> TO DO: Quote the records word for word, from the very first line down to and including the line that contains "avatar[interactable]: B bbox=[24, 179, 74, 229]".
_ _ _
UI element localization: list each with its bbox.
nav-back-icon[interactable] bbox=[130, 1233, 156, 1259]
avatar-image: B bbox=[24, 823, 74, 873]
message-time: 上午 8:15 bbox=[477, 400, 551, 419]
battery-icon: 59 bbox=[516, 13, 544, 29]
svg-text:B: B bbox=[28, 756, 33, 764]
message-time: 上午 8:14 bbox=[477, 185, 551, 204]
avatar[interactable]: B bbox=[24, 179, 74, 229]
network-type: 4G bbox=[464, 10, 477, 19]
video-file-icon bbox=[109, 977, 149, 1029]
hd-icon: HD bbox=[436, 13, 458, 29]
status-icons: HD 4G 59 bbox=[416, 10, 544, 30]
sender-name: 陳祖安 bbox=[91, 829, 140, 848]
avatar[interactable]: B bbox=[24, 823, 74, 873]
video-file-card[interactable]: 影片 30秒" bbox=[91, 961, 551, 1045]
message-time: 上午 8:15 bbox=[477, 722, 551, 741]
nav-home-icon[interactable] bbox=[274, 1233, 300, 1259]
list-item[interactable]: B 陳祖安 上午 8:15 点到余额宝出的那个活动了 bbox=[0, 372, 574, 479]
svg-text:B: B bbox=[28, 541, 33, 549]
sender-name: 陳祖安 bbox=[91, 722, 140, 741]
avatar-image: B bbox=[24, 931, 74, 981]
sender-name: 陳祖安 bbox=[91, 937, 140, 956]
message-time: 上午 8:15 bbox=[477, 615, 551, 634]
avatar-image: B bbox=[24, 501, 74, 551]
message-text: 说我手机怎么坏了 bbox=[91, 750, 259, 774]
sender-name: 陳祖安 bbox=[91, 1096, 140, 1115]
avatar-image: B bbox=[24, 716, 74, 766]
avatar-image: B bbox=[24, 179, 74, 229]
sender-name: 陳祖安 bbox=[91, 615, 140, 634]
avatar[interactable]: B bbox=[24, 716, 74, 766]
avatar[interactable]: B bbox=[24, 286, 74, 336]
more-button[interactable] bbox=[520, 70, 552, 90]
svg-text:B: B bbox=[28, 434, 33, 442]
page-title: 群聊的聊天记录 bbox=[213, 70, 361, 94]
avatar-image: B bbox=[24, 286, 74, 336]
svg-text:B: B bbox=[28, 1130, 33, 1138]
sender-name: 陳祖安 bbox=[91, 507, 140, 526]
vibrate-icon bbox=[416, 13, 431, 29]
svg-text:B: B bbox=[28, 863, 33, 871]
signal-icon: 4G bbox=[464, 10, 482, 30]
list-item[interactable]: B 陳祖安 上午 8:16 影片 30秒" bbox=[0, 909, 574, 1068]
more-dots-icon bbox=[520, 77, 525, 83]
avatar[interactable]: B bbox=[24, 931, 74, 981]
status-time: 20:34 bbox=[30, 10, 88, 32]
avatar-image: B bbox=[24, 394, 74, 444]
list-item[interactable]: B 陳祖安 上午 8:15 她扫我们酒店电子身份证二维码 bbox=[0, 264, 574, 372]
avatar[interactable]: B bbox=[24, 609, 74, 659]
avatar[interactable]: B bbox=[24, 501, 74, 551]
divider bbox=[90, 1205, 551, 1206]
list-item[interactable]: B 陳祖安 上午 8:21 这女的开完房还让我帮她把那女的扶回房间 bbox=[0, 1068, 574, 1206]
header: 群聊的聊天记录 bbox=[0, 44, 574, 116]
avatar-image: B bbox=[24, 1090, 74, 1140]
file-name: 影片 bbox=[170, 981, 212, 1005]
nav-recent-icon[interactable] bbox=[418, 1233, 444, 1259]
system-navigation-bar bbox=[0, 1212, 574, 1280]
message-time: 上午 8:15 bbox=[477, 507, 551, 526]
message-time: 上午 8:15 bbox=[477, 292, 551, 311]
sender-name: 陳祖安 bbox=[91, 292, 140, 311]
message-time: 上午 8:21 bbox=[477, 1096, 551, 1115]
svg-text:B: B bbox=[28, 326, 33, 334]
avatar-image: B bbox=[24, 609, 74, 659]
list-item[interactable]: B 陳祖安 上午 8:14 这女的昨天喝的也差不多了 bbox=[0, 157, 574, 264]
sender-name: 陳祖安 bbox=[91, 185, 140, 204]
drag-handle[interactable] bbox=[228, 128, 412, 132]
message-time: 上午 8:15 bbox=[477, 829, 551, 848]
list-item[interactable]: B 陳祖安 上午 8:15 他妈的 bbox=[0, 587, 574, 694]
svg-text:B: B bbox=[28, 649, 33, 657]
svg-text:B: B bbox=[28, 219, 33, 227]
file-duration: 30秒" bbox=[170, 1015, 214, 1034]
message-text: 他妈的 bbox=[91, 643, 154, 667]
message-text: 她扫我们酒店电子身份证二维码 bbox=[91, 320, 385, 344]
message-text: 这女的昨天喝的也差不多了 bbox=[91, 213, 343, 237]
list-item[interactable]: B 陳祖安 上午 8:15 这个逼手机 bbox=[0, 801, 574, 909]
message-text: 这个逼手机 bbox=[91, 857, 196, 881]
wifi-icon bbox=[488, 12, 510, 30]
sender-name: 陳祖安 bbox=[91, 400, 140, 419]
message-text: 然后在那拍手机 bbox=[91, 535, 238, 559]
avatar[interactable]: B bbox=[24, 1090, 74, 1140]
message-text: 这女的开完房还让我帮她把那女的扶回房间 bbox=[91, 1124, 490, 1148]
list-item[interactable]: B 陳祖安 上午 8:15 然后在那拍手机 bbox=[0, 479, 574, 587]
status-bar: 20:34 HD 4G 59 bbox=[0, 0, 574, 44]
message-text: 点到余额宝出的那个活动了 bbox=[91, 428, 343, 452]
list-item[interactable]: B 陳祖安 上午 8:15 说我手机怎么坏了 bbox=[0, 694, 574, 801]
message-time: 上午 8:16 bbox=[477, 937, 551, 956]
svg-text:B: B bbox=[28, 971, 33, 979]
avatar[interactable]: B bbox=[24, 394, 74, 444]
_ _ _
> OUTPUT:
UI element localization: list each with its bbox.
nav-back-icon[interactable] bbox=[130, 1233, 156, 1259]
avatar-image: B bbox=[24, 823, 74, 873]
message-time: 上午 8:15 bbox=[477, 400, 551, 419]
battery-icon: 59 bbox=[516, 13, 544, 29]
svg-text:B: B bbox=[28, 756, 33, 764]
message-time: 上午 8:14 bbox=[477, 185, 551, 204]
avatar[interactable]: B bbox=[24, 179, 74, 229]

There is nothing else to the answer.